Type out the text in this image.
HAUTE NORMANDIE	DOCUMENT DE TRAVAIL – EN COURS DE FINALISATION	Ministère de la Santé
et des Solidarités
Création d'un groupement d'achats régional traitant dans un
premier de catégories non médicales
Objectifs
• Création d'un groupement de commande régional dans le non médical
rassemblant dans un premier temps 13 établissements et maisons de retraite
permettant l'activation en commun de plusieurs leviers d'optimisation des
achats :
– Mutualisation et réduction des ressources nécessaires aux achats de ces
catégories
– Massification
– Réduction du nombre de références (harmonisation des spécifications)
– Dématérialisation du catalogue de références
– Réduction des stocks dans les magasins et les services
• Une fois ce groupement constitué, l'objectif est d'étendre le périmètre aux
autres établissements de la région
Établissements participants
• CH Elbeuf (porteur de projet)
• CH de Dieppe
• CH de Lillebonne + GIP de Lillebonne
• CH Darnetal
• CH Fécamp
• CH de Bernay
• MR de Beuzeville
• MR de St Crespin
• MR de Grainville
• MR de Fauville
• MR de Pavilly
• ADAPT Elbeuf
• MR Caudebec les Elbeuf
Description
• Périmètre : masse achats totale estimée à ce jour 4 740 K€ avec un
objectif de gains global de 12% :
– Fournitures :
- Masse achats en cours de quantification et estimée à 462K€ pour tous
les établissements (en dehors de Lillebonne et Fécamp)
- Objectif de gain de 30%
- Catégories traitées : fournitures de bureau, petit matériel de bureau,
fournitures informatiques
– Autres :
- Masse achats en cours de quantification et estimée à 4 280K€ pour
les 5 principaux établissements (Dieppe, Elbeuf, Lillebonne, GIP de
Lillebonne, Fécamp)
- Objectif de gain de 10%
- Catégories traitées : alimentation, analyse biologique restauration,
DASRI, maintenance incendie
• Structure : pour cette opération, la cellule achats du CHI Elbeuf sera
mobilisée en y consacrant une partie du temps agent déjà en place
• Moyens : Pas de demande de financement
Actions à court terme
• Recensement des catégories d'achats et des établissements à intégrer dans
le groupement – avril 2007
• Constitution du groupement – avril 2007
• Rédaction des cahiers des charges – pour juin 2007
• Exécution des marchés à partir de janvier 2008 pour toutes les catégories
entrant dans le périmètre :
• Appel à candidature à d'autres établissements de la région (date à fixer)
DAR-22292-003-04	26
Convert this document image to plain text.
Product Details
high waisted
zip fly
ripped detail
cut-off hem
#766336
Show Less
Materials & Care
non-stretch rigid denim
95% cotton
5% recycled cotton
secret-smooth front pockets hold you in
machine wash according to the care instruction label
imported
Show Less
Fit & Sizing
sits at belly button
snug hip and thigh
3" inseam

Exercise -
Quote the data above in full, changing nothing.

Solution for this exercise -
Type out the text in this image.
HAUTE NORMANDIE	DOCUMENT DE TRAVAIL – EN COURS DE FINALISATION	Ministère de la Santé
et des Solidarités
Création d'un groupement d'achats régional traitant dans un
premier de catégories non médicales
Objectifs
• Création d'un groupement de commande régional dans le non médical
rassemblant dans un premier temps 13 établissements et maisons de retraite
permettant l'activation en commun de plusieurs leviers d'optimisation des
achats :
– Mutualisation et réduction des ressources nécessaires aux achats de ces
catégories
– Massification
– Réduction du nombre de références (harmonisation des spécifications)
– Dématérialisation du catalogue de références
– Réduction des stocks dans les magasins et les services
• Une fois ce groupement constitué, l'objectif est d'étendre le périmètre aux
autres établissements de la région
Établissements participants
• CH Elbeuf (porteur de projet)
• CH de Dieppe
• CH de Lillebonne + GIP de Lillebonne
• CH Darnetal
• CH Fécamp
• CH de Bernay
• MR de Beuzeville
• MR de St Crespin
• MR de Grainville
• MR de Fauville
• MR de Pavilly
• ADAPT Elbeuf
• MR Caudebec les Elbeuf
Description
• Périmètre : masse achats totale estimée à ce jour 4 740 K€ avec un
objectif de gains global de 12% :
– Fournitures :
- Masse achats en cours de quantification et estimée à 462K€ pour tous
les établissements (en dehors de Lillebonne et Fécamp)
- Objectif de gain de 30%
- Catégories traitées : fournitures de bureau, petit matériel de bureau,
fournitures informatiques
– Autres :
- Masse achats en cours de quantification et estimée à 4 280K€ pour
les 5 principaux établissements (Dieppe, Elbeuf, Lillebonne, GIP de
Lillebonne, Fécamp)
- Objectif de gain de 10%
- Catégories traitées : alimentation, analyse biologique restauration,
DASRI, maintenance incendie
• Structure : pour cette opération, la cellule achats du CHI Elbeuf sera
mobilisée en y consacrant une partie du temps agent déjà en place
• Moyens : Pas de demande de financement
Actions à court terme
• Recensement des catégories d'achats et des établissements à intégrer dans
le groupement – avril 2007
• Constitution du groupement – avril 2007
• Rédaction des cahiers des charges – pour juin 2007
• Exécution des marchés à partir de janvier 2008 pour toutes les catégories
entrant dans le périmètre :
• Appel à candidature à d'autres établissements de la région (date à fixer)
DAR-22292-003-04	26
Convert this document image to plain text.
Product Details
high waisted
zip fly
ripped detail
cut-off hem
#766336
Show Less
Materials & Care
non-stretch rigid denim
95% cotton
5% recycled cotton
secret-smooth front pockets hold you in
machine wash according to the care instruction label
imported
Show Less
Fit & Sizing
sits at belly button
snug hip and thigh
3" inseam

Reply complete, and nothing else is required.